== Problem ==
Below is some material; set it all down exactly, apart from the pictures.

===== Supplied material

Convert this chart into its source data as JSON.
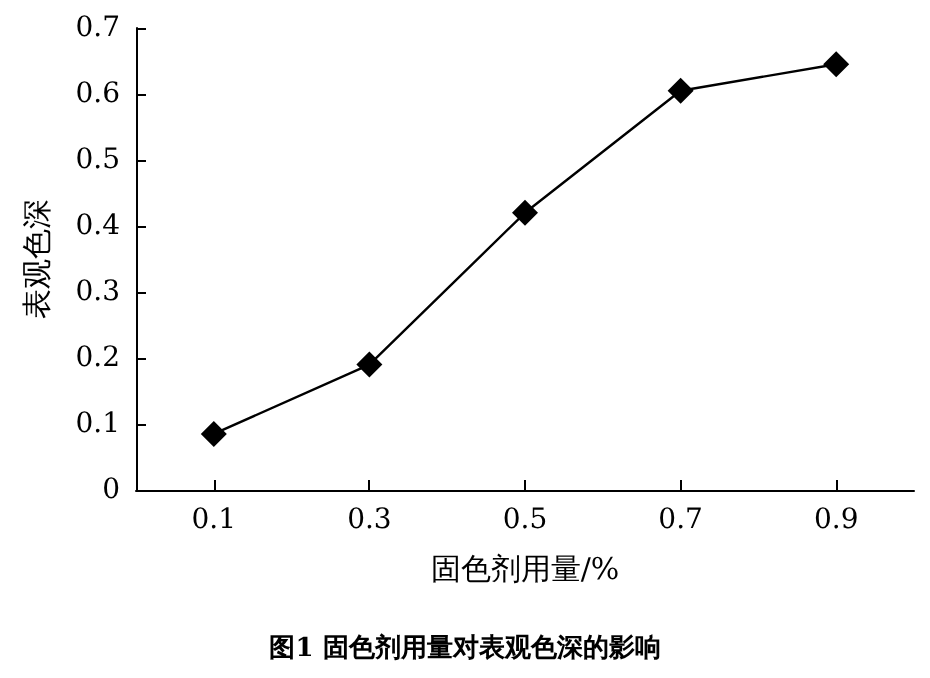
{
  "chart_data": {
    "type": "line",
    "xlabel": "固色剂用量/%",
    "ylabel": "表观色深",
    "categories": [
      "0.1",
      "0.3",
      "0.5",
      "0.7",
      "0.9"
    ],
    "series": [
      {
        "color": "#000000",
        "values": [
          0.085,
          0.19,
          0.42,
          0.605,
          0.645
        ]
      }
    ],
    "ylim": [
      0,
      0.7
    ],
    "yticks": [
      0,
      0.1,
      0.2,
      0.3,
      0.4,
      0.5,
      0.6,
      0.7
    ],
    "marker": "diamond",
    "line_style": "solid",
    "grid": false,
    "annotations": [
      "图1 固色剂用量对表观色深的影响"
    ]
  }
}
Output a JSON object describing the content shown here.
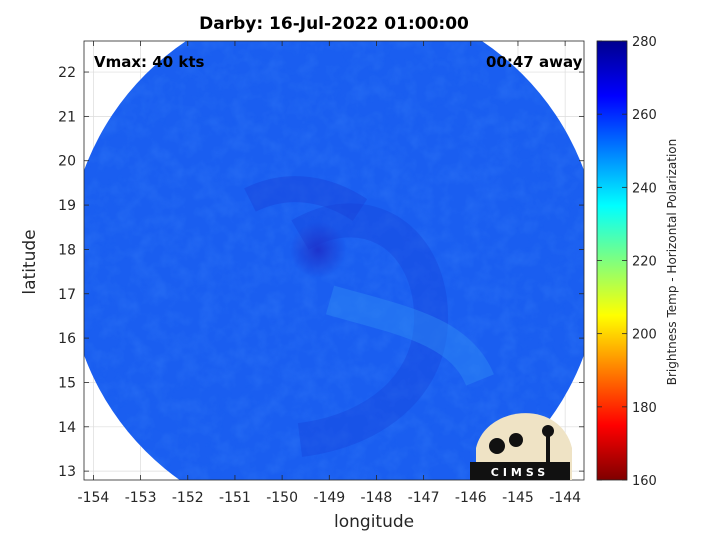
{
  "chart_data": {
    "type": "heatmap",
    "title": "Darby: 16-Jul-2022 01:00:00",
    "xlabel": "longitude",
    "ylabel": "latitude",
    "xlim": [
      -154.2,
      -143.6
    ],
    "ylim": [
      12.8,
      22.7
    ],
    "xticks": [
      -154,
      -153,
      -152,
      -151,
      -150,
      -149,
      -148,
      -147,
      -146,
      -145,
      -144
    ],
    "yticks": [
      13,
      14,
      15,
      16,
      17,
      18,
      19,
      20,
      21,
      22
    ],
    "grid": true,
    "annotations": {
      "vmax": "Vmax: 40 kts",
      "time_offset": "00:47 away"
    },
    "storm_center": {
      "lon": -149.2,
      "lat": 17.9
    },
    "swath_center": {
      "lon": -148.9,
      "lat": 17.7
    },
    "swath_radius_deg": 5.65,
    "colorbar": {
      "label": "Brightness Temp - Horizontal Polarization",
      "range": [
        160,
        280
      ],
      "ticks": [
        160,
        180,
        200,
        220,
        240,
        260,
        280
      ],
      "colormap": [
        "#7f0000",
        "#ff0000",
        "#ff7f00",
        "#ffff00",
        "#7fff7f",
        "#00ffff",
        "#007fff",
        "#0000ff",
        "#00008f"
      ]
    },
    "field_background_value": 262,
    "logo": {
      "text": "CIMSS"
    }
  }
}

==========

== Correct response ==
Convert this chart into its source data as JSON.
{
  "chart_data": {
    "type": "line",
    "xlabel": "固色剂用量/%",
    "ylabel": "表观色深",
    "categories": [
      "0.1",
      "0.3",
      "0.5",
      "0.7",
      "0.9"
    ],
    "series": [
      {
        "color": "#000000",
        "values": [
          0.085,
          0.19,
          0.42,
          0.605,
          0.645
        ]
      }
    ],
    "ylim": [
      0,
      0.7
    ],
    "yticks": [
      0,
      0.1,
      0.2,
      0.3,
      0.4,
      0.5,
      0.6,
      0.7
    ],
    "marker": "diamond",
    "line_style": "solid",
    "grid": false,
    "annotations": [
      "图1 固色剂用量对表观色深的影响"
    ]
  }
}
Output a JSON object describing the content shown here.
{
  "chart_data": {
    "type": "heatmap",
    "title": "Darby: 16-Jul-2022 01:00:00",
    "xlabel": "longitude",
    "ylabel": "latitude",
    "xlim": [
      -154.2,
      -143.6
    ],
    "ylim": [
      12.8,
      22.7
    ],
    "xticks": [
      -154,
      -153,
      -152,
      -151,
      -150,
      -149,
      -148,
      -147,
      -146,
      -145,
      -144
    ],
    "yticks": [
      13,
      14,
      15,
      16,
      17,
      18,
      19,
      20,
      21,
      22
    ],
    "grid": true,
    "annotations": {
      "vmax": "Vmax: 40 kts",
      "time_offset": "00:47 away"
    },
    "storm_center": {
      "lon": -149.2,
      "lat": 17.9
    },
    "swath_center": {
      "lon": -148.9,
      "lat": 17.7
    },
    "swath_radius_deg": 5.65,
    "colorbar": {
      "label": "Brightness Temp - Horizontal Polarization",
      "range": [
        160,
        280
      ],
      "ticks": [
        160,
        180,
        200,
        220,
        240,
        260,
        280
      ],
      "colormap": [
        "#7f0000",
        "#ff0000",
        "#ff7f00",
        "#ffff00",
        "#7fff7f",
        "#00ffff",
        "#007fff",
        "#0000ff",
        "#00008f"
      ]
    },
    "field_background_value": 262,
    "logo": {
      "text": "CIMSS"
    }
  }
}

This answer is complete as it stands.